(DIRECTIONS FOR THIS TASK)
Reproduce the material below word for word, from its first line through the line containing "- hero-subtitle-line1: E2S", including both of those lines.

++++++++++

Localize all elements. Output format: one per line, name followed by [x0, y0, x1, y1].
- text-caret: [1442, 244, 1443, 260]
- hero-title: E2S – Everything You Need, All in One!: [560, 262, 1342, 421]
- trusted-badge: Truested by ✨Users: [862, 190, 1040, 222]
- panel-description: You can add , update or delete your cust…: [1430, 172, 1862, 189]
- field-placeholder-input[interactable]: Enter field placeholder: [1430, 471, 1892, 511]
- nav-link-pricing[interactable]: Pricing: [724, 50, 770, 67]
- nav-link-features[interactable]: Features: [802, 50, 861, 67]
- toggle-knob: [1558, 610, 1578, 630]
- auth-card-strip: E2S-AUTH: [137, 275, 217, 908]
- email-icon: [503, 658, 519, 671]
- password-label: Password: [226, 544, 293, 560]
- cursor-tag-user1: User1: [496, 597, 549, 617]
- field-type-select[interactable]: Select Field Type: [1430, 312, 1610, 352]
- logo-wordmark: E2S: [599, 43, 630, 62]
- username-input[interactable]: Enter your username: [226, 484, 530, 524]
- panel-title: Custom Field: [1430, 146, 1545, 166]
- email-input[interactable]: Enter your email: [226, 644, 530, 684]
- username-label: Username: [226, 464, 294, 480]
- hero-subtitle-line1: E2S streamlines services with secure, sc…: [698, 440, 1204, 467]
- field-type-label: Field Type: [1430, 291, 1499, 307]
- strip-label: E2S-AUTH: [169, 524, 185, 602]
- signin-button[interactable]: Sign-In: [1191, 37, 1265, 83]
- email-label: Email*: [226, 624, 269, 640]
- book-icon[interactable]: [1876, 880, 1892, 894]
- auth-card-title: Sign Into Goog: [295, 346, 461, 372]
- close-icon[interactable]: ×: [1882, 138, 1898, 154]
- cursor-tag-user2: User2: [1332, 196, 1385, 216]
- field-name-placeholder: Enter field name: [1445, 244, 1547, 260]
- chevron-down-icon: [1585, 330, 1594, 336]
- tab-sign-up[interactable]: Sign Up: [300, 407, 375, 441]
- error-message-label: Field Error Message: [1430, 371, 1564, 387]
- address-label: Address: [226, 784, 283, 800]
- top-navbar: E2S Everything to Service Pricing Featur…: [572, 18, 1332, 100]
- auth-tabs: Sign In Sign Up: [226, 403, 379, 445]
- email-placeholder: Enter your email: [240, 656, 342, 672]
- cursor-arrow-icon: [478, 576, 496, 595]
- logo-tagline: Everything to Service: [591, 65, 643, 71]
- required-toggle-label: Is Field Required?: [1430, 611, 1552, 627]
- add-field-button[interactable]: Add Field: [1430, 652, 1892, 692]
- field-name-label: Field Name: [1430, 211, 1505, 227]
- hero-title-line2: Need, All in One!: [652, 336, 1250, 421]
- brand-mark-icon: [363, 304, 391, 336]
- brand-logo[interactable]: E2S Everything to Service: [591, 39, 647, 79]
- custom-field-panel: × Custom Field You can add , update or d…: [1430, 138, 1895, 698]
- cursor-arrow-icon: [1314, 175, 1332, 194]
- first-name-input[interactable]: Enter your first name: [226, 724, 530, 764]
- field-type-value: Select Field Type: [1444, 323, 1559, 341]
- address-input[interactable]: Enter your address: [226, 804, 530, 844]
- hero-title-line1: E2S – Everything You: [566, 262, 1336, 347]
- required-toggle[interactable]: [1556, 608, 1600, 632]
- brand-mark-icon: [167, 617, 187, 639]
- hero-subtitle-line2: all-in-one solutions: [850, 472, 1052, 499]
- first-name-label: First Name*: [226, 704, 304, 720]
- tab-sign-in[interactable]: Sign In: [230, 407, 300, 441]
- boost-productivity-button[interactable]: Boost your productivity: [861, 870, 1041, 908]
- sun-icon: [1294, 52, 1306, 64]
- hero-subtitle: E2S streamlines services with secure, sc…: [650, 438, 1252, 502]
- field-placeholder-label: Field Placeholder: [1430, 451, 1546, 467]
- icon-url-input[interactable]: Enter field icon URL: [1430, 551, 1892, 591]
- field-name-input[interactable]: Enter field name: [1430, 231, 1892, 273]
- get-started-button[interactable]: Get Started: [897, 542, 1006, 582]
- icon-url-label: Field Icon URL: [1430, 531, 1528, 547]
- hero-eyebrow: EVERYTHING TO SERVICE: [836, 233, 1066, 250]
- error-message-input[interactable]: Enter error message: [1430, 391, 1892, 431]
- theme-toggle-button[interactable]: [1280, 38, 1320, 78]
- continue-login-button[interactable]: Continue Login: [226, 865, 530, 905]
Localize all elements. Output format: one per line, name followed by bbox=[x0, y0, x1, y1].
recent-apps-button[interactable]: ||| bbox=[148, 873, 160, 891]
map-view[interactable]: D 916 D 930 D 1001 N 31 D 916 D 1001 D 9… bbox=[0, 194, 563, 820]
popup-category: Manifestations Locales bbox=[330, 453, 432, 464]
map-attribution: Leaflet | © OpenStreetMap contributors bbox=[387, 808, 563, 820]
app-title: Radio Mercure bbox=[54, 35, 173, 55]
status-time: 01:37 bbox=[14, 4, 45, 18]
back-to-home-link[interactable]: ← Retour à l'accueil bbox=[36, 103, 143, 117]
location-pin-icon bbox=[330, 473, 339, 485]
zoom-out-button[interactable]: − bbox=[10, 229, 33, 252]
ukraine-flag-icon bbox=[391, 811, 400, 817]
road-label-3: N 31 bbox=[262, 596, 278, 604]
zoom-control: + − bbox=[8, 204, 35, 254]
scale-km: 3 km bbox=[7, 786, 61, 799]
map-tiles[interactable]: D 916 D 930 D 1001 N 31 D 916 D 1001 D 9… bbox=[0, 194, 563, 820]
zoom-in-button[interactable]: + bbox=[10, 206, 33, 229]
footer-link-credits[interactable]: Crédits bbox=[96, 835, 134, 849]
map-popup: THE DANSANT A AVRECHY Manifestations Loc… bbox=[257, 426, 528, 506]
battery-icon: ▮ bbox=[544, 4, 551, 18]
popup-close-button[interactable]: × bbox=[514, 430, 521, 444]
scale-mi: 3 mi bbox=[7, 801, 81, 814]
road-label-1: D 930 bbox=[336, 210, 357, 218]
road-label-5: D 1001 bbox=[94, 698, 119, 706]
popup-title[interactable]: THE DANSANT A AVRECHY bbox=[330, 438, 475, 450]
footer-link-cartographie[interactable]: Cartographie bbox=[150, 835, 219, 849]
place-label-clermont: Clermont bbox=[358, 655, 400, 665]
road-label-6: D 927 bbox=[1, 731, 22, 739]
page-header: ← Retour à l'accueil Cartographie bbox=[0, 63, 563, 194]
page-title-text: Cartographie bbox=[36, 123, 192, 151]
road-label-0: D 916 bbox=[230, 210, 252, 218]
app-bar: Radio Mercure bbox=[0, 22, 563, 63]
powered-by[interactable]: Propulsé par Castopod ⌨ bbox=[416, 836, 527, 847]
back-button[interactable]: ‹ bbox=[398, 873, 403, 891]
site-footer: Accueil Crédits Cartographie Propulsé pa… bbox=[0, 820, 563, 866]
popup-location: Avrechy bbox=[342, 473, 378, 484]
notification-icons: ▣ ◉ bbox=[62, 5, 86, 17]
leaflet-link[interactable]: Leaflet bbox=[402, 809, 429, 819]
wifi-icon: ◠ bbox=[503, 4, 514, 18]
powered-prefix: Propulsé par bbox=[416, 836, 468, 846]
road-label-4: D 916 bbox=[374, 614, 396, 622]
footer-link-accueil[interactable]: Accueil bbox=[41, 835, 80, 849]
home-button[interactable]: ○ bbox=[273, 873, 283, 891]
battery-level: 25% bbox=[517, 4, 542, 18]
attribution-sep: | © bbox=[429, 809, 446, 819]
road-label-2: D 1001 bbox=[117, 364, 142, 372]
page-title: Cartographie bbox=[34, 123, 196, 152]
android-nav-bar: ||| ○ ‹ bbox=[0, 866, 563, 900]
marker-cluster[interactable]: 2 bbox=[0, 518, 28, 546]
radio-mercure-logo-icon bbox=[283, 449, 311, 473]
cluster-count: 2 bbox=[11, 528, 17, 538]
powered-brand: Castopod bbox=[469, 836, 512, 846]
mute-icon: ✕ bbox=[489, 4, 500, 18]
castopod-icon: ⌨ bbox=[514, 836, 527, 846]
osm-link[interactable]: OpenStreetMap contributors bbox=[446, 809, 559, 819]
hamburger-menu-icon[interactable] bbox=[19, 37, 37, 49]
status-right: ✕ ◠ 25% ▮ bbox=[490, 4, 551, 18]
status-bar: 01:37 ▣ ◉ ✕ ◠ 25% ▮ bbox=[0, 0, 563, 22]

++++++++++

(TASK RESULT)
Localize all elements. Output format: one per line, name followed by [x0, y0, x1, y1].
- text-caret: [1442, 244, 1443, 260]
- hero-title: E2S – Everything You Need, All in One!: [560, 262, 1342, 421]
- trusted-badge: Truested by ✨Users: [862, 190, 1040, 222]
- panel-description: You can add , update or delete your cust…: [1430, 172, 1862, 189]
- field-placeholder-input[interactable]: Enter field placeholder: [1430, 471, 1892, 511]
- nav-link-pricing[interactable]: Pricing: [724, 50, 770, 67]
- nav-link-features[interactable]: Features: [802, 50, 861, 67]
- toggle-knob: [1558, 610, 1578, 630]
- auth-card-strip: E2S-AUTH: [137, 275, 217, 908]
- email-icon: [503, 658, 519, 671]
- password-label: Password: [226, 544, 293, 560]
- cursor-tag-user1: User1: [496, 597, 549, 617]
- field-type-select[interactable]: Select Field Type: [1430, 312, 1610, 352]
- logo-wordmark: E2S: [599, 43, 630, 62]
- username-input[interactable]: Enter your username: [226, 484, 530, 524]
- panel-title: Custom Field: [1430, 146, 1545, 166]
- email-input[interactable]: Enter your email: [226, 644, 530, 684]
- username-label: Username: [226, 464, 294, 480]
- hero-subtitle-line1: E2S streamlines services with secure, sc…: [698, 440, 1204, 467]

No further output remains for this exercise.